▶ _Given data_
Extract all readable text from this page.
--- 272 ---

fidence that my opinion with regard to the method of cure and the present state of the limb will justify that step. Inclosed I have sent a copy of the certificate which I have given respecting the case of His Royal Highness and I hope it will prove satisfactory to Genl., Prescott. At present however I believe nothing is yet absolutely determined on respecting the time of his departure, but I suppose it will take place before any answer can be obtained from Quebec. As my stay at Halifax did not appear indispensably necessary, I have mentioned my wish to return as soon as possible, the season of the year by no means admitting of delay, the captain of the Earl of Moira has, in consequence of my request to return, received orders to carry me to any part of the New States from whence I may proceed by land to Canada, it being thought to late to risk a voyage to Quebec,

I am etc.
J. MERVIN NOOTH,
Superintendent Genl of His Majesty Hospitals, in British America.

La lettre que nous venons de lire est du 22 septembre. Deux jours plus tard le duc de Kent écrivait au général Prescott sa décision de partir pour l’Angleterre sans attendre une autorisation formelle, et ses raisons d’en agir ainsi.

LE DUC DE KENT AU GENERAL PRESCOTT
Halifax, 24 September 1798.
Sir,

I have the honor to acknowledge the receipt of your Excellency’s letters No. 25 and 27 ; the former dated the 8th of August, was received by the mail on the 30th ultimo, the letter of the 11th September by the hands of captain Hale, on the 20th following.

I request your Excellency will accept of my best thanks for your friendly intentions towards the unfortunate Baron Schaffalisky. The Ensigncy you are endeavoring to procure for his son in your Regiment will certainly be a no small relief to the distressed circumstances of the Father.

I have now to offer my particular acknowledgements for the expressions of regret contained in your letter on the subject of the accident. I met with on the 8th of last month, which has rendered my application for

▶ _What is being asked_
Take each line containing the string "with" and copy it out.

▶ _Response to the exercise_
fidence that my opinion with regard to the method of cure and the present state of the limb will justify that step. Inclosed I have sent a copy of the certificate which I have given respecting the case of His Royal Highness and I hope it will prove satisfactory to Genl., Prescott. At present however I believe nothing is yet absolutely determined on respecting the time of his departure, but I suppose it will take place before any answer can be obtained from Quebec. As my stay at Halifax did not appear indispensably necessary, I have mentioned my wish to return as soon as possible, the season of the year by no means admitting of delay, the captain of the Earl of Moira has, in consequence of my request to return, received orders to carry me to any part of the New States from whence I may proceed by land to Canada, it being thought to late to risk a voyage to Quebec,
I have now to offer my particular acknowledgements for the expressions of regret contained in your letter on the subject of the accident. I met with on the 8th of last month, which has rendered my application for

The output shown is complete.